Data entries:
========================================
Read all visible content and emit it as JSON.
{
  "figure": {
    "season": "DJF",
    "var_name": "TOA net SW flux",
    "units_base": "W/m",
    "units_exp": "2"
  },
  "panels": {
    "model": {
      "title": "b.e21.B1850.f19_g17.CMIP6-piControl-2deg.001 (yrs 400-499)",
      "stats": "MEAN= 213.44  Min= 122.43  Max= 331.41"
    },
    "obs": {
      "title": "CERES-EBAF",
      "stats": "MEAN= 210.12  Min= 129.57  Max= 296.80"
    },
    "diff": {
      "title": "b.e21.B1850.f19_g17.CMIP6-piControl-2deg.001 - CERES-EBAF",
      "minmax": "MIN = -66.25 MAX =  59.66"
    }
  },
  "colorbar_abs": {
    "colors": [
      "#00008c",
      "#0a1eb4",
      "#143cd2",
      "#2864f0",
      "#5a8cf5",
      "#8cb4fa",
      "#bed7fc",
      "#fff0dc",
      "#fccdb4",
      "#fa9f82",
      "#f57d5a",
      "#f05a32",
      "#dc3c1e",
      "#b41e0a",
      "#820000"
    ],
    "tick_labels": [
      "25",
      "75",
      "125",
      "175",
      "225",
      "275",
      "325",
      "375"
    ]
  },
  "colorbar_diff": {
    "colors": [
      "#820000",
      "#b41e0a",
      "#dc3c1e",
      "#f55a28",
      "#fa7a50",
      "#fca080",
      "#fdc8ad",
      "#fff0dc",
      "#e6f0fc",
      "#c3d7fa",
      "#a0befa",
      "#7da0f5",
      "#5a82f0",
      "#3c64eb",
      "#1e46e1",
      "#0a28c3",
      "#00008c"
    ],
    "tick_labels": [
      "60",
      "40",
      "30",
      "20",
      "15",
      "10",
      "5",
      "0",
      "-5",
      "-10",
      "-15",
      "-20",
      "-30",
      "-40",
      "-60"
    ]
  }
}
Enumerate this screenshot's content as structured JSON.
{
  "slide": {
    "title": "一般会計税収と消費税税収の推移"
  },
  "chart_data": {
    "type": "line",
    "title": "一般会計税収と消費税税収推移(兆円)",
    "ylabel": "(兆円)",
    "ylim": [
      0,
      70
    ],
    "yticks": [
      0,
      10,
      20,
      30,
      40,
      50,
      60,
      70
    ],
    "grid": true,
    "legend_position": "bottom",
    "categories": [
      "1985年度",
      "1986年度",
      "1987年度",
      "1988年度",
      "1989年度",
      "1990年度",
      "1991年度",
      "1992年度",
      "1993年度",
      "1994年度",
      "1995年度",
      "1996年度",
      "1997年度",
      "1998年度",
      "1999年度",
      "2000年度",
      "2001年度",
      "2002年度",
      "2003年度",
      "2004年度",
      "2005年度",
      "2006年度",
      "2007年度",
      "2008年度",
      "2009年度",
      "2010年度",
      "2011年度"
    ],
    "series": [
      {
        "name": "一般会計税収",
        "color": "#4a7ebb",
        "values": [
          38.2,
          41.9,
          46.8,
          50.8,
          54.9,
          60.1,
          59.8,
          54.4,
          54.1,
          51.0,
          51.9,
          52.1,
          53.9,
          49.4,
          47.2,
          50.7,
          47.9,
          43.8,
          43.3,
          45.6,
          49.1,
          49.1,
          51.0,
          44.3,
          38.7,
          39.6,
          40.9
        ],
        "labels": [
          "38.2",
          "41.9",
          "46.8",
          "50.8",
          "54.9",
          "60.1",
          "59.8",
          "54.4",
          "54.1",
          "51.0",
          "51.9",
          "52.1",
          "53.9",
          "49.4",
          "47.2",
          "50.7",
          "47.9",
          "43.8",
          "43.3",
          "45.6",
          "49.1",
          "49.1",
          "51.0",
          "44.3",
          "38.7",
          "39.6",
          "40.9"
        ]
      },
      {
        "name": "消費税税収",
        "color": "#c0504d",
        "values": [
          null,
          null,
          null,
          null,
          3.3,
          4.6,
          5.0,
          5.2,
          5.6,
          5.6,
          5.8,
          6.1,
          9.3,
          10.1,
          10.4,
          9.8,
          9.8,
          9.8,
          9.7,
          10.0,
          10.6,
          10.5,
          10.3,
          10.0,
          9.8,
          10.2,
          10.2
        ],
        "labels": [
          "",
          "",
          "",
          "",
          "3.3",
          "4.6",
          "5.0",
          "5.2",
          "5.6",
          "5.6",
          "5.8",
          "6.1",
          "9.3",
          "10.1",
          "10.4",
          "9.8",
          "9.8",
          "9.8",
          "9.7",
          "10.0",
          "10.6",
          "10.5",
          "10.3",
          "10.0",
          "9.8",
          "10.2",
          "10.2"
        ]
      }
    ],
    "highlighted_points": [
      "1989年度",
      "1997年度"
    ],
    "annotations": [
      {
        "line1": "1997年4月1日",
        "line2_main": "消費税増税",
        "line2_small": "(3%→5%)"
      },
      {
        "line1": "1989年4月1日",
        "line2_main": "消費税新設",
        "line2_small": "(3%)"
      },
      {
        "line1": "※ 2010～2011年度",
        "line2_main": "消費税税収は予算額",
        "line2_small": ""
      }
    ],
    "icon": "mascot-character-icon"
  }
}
========================================
## Requirements
Your answer should be a single number: how many lines in the data above include "stats"?

## The completed task
2